▶ **Goal**
Turn the listing, from its first line through the line containing "opinion-prompt: 请谈谈您个人对丑陋建筑的看法: —", into a Markdown table with the columns Row and Line, numbering each row and leaving out blank lines.
--- Dataset ---
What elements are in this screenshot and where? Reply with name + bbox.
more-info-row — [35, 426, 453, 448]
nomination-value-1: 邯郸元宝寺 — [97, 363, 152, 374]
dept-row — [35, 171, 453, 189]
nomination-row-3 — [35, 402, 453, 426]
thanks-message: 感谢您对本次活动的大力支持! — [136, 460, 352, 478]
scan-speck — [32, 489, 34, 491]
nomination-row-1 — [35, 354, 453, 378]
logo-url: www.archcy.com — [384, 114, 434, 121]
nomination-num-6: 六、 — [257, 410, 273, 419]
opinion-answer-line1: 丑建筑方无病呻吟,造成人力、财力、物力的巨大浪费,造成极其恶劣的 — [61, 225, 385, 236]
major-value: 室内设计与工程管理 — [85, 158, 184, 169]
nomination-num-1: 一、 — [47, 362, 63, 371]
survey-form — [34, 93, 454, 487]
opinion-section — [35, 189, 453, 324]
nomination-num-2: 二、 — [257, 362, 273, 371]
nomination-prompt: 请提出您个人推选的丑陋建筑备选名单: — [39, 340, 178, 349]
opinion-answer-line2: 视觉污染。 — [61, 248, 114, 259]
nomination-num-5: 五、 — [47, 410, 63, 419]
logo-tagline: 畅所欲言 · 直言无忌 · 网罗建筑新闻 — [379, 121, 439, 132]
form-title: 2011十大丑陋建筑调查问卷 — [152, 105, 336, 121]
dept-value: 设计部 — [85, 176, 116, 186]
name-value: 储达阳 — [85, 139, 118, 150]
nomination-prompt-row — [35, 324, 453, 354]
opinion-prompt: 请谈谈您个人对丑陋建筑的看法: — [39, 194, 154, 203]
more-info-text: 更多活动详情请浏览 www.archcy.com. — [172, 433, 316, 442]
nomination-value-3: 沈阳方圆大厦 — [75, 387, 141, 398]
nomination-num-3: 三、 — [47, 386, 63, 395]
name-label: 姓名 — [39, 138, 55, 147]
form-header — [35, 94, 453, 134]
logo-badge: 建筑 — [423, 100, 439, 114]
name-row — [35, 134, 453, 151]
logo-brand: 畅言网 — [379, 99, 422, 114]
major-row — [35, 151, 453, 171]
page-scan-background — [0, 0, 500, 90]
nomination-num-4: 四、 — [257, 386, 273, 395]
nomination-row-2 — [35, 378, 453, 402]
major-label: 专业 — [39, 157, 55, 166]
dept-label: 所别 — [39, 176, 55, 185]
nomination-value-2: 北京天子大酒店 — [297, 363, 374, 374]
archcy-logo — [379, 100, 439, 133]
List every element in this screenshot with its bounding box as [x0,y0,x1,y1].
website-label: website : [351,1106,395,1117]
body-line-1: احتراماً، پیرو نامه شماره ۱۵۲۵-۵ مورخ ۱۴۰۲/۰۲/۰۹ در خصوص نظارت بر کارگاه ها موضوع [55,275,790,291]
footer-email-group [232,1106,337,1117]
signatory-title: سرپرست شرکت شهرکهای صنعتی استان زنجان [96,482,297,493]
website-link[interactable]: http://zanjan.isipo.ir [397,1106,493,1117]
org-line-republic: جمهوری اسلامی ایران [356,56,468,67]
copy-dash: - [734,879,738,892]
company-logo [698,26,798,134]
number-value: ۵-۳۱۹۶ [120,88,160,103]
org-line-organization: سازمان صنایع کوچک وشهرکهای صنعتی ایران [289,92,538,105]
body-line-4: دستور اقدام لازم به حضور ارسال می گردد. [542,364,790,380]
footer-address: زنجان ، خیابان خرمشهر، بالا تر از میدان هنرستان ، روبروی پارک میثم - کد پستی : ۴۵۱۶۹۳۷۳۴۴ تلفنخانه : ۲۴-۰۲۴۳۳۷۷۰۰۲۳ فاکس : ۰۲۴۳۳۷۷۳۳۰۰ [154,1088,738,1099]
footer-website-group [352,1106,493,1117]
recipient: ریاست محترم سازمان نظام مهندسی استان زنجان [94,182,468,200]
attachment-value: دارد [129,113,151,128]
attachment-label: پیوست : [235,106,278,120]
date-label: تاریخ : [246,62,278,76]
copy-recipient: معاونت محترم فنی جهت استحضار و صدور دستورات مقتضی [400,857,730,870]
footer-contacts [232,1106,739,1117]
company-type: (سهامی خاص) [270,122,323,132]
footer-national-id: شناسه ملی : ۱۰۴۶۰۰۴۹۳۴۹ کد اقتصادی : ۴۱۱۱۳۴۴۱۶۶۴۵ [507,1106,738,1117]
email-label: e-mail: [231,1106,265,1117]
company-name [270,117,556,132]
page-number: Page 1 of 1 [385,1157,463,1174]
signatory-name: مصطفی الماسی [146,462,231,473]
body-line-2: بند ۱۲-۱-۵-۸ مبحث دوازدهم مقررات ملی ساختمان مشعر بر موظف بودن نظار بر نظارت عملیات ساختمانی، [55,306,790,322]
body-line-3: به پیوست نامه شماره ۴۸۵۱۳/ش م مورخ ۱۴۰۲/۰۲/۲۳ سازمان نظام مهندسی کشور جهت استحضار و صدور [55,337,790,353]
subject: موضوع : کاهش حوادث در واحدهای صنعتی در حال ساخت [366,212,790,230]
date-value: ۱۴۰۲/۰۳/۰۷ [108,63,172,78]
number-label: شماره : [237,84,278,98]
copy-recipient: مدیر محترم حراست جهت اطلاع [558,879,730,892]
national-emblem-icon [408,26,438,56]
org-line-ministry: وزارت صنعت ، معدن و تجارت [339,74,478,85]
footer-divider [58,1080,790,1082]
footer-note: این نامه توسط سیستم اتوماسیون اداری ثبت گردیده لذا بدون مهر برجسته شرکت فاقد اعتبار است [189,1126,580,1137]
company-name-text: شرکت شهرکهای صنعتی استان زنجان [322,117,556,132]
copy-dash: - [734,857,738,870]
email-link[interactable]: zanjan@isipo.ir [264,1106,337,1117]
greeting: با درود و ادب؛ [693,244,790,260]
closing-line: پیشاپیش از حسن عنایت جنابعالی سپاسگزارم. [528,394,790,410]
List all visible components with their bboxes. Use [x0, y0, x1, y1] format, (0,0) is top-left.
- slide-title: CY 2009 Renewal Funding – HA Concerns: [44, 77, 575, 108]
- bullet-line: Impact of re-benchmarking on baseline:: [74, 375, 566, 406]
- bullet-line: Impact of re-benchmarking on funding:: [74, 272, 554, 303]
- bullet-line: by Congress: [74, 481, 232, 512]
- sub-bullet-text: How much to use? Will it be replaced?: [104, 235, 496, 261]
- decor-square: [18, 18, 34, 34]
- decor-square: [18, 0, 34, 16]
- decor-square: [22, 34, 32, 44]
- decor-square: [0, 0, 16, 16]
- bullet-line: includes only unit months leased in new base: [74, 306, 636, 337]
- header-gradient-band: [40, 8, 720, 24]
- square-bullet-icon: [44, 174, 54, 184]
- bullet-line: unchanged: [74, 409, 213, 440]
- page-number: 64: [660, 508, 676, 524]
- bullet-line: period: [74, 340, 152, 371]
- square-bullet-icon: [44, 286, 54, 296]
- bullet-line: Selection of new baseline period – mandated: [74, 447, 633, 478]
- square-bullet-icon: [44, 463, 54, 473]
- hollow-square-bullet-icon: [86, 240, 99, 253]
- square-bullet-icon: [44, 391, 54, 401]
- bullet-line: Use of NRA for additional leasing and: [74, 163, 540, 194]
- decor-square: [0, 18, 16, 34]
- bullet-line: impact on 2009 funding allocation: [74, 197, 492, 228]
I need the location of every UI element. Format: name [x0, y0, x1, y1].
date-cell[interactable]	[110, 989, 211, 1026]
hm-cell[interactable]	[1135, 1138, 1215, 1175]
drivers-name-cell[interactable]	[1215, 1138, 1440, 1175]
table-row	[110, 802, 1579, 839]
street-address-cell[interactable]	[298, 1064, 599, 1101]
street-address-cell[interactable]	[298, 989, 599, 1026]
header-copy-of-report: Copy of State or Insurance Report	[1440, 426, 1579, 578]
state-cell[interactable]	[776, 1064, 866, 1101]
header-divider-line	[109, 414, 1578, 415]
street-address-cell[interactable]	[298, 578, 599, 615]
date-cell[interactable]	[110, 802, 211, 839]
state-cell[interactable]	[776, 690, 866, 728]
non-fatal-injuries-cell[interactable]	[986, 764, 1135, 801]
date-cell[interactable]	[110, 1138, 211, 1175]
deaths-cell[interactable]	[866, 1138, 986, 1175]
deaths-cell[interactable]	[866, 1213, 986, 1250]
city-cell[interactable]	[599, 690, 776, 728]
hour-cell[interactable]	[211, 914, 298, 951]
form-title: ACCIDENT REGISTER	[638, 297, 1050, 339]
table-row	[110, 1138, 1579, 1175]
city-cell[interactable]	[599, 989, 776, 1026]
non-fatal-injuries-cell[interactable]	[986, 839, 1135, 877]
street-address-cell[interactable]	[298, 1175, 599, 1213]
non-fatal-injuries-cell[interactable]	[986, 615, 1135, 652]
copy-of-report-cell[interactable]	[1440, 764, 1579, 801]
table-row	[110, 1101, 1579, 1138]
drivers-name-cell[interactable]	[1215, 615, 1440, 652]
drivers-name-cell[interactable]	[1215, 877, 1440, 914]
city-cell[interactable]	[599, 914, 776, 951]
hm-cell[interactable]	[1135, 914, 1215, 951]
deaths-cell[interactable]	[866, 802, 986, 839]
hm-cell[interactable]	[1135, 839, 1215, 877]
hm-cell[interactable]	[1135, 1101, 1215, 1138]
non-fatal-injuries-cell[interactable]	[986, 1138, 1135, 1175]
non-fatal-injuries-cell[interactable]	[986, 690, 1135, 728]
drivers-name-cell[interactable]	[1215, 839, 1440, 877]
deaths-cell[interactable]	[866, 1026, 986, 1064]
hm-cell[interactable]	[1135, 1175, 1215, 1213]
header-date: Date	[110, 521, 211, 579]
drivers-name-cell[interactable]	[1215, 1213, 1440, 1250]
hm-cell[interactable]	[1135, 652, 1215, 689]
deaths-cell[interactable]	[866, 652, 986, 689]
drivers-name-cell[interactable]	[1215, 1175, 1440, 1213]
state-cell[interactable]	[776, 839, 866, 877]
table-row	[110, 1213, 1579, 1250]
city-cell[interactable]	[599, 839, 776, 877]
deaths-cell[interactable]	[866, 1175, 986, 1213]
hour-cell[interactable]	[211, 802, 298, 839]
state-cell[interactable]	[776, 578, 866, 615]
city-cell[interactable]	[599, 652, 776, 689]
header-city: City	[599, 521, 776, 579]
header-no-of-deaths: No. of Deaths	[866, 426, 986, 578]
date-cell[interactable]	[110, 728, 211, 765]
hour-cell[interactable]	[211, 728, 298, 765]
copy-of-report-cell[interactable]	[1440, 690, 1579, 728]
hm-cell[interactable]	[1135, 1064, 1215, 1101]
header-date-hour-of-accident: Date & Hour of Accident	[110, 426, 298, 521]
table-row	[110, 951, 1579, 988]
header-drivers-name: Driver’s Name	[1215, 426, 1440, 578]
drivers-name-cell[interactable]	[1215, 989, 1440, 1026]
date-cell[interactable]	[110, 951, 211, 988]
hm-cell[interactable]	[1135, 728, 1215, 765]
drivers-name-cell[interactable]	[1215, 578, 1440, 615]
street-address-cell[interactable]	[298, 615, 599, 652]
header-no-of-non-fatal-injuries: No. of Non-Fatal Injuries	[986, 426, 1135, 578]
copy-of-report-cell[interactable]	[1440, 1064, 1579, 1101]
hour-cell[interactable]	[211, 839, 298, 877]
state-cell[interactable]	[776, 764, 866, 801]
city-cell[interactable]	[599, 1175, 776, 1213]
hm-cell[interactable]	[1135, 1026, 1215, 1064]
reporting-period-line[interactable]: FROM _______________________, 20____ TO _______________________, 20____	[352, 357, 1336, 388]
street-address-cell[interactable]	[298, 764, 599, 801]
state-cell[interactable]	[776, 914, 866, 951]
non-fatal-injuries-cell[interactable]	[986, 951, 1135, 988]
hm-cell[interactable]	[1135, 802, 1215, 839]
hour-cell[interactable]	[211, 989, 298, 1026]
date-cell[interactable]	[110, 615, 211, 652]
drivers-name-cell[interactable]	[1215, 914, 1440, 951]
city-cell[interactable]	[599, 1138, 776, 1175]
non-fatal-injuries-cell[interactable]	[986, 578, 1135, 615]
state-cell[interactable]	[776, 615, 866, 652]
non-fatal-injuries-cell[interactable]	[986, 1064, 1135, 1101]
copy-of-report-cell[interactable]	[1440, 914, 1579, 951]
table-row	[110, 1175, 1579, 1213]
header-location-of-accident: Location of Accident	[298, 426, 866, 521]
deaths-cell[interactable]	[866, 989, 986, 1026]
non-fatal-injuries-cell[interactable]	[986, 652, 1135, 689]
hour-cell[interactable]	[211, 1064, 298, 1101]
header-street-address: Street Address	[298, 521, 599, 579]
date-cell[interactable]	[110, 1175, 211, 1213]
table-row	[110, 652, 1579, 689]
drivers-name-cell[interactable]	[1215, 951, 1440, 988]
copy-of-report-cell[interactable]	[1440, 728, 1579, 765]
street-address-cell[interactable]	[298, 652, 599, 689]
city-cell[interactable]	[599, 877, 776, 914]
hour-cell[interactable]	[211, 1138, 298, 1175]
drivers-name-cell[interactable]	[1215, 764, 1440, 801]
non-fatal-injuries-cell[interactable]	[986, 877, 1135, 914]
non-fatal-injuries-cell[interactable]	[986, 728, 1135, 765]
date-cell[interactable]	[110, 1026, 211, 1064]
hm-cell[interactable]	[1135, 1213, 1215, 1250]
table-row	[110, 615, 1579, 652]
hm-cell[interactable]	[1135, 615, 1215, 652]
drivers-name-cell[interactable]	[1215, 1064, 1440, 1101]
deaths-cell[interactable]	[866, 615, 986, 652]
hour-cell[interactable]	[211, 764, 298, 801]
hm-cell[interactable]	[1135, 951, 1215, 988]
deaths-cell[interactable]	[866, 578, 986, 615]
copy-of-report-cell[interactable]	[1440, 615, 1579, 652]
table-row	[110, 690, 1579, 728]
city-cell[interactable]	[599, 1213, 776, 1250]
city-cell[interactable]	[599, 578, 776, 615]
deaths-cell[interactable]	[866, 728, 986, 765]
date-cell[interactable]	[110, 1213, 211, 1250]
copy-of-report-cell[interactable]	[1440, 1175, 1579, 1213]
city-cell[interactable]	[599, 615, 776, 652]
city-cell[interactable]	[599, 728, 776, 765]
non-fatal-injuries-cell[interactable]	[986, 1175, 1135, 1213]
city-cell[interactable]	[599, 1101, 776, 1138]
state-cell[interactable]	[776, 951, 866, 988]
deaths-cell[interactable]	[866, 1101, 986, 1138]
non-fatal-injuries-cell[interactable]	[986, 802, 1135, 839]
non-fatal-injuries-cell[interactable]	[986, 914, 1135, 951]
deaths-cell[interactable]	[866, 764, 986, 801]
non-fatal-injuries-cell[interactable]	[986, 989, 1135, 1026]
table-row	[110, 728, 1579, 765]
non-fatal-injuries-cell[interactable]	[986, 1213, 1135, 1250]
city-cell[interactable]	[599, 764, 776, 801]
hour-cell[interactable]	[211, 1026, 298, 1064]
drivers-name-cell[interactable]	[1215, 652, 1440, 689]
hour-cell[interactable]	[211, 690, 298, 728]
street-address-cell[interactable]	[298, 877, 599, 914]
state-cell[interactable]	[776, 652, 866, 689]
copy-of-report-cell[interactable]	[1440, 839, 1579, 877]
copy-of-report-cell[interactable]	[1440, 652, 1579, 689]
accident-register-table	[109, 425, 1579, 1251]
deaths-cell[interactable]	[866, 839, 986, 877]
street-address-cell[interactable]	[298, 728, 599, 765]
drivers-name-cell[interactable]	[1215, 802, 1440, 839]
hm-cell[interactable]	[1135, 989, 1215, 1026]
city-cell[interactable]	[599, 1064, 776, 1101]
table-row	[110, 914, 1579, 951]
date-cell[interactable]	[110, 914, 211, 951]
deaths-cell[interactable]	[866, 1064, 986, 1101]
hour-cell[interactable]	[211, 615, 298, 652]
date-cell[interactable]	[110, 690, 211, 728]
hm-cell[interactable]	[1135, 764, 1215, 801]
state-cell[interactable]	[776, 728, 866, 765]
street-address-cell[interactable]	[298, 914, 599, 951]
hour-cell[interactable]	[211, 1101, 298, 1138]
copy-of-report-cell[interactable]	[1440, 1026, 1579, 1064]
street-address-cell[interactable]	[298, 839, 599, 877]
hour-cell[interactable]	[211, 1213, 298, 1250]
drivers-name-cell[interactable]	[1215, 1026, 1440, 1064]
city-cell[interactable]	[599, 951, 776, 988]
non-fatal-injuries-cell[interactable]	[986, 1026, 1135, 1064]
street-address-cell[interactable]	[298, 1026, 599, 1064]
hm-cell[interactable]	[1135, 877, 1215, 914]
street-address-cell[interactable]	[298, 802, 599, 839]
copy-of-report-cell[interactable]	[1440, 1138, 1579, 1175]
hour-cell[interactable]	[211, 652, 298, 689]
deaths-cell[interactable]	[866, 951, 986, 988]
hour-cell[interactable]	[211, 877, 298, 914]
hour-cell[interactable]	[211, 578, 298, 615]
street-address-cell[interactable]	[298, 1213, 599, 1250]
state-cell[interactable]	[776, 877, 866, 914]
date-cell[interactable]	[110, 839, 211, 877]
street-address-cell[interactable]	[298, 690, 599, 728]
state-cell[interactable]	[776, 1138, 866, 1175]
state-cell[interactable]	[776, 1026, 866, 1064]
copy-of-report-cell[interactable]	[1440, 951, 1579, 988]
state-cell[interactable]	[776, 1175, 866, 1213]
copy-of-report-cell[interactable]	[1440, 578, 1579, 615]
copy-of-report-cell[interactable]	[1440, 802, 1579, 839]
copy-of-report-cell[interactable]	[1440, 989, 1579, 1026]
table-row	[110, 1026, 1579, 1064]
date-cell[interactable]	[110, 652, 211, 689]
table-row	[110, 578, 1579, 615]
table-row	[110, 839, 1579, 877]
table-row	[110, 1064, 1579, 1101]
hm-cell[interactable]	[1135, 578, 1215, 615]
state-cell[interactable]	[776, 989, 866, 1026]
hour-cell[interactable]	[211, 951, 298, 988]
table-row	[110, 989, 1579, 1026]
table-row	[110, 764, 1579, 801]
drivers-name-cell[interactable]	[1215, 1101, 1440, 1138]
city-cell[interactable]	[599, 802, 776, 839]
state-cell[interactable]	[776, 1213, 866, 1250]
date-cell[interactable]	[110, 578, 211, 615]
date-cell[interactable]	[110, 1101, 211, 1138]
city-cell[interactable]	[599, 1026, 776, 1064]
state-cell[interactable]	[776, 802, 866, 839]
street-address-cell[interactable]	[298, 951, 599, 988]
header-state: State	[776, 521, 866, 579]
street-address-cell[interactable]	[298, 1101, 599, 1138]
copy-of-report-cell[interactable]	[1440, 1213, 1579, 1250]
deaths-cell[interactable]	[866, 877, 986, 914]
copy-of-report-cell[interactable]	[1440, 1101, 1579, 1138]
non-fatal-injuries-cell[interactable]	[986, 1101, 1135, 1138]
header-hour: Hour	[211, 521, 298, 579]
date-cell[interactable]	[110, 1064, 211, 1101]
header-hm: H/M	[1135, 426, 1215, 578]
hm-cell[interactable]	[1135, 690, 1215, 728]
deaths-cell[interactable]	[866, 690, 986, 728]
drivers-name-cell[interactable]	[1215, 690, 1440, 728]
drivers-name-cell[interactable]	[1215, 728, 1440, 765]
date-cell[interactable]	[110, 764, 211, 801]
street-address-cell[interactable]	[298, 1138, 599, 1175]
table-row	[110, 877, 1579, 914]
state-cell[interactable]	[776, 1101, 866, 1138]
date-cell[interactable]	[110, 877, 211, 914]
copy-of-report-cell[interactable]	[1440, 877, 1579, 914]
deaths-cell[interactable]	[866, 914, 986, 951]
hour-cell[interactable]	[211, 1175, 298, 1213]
---
▶ **Worked solution**
| Row | Line |
|---|---|
| 1 | What elements are in this screenshot and where? Reply with name + bbox. |
| 2 | more-info-row — [35, 426, 453, 448] |
| 3 | nomination-value-1: 邯郸元宝寺 — [97, 363, 152, 374] |
| 4 | dept-row — [35, 171, 453, 189] |
| 5 | nomination-row-3 — [35, 402, 453, 426] |
| 6 | thanks-message: 感谢您对本次活动的大力支持! — [136, 460, 352, 478] |
| 7 | scan-speck — [32, 489, 34, 491] |
| 8 | nomination-row-1 — [35, 354, 453, 378] |
| 9 | logo-url: www.archcy.com — [384, 114, 434, 121] |
| 10 | nomination-num-6: 六、 — [257, 410, 273, 419] |
| 11 | opinion-answer-line1: 丑建筑方无病呻吟,造成人力、财力、物力的巨大浪费,造成极其恶劣的 — [61, 225, 385, 236] |
| 12 | major-value: 室内设计与工程管理 — [85, 158, 184, 169] |
| 13 | nomination-num-1: 一、 — [47, 362, 63, 371] |
| 14 | survey-form — [34, 93, 454, 487] |
| 15 | opinion-section — [35, 189, 453, 324] |
| 16 | nomination-num-2: 二、 — [257, 362, 273, 371] |
| 17 | nomination-prompt: 请提出您个人推选的丑陋建筑备选名单: — [39, 340, 178, 349] |
| 18 | opinion-answer-line2: 视觉污染。 — [61, 248, 114, 259] |
| 19 | nomination-num-5: 五、 — [47, 410, 63, 419] |
| 20 | logo-tagline: 畅所欲言 · 直言无忌 · 网罗建筑新闻 — [379, 121, 439, 132] |
| 21 | form-title: 2011十大丑陋建筑调查问卷 — [152, 105, 336, 121] |
| 22 | dept-value: 设计部 — [85, 176, 116, 186] |
| 23 | name-value: 储达阳 — [85, 139, 118, 150] |
| 24 | nomination-prompt-row — [35, 324, 453, 354] |
| 25 | opinion-prompt: 请谈谈您个人对丑陋建筑的看法: — [39, 194, 154, 203] |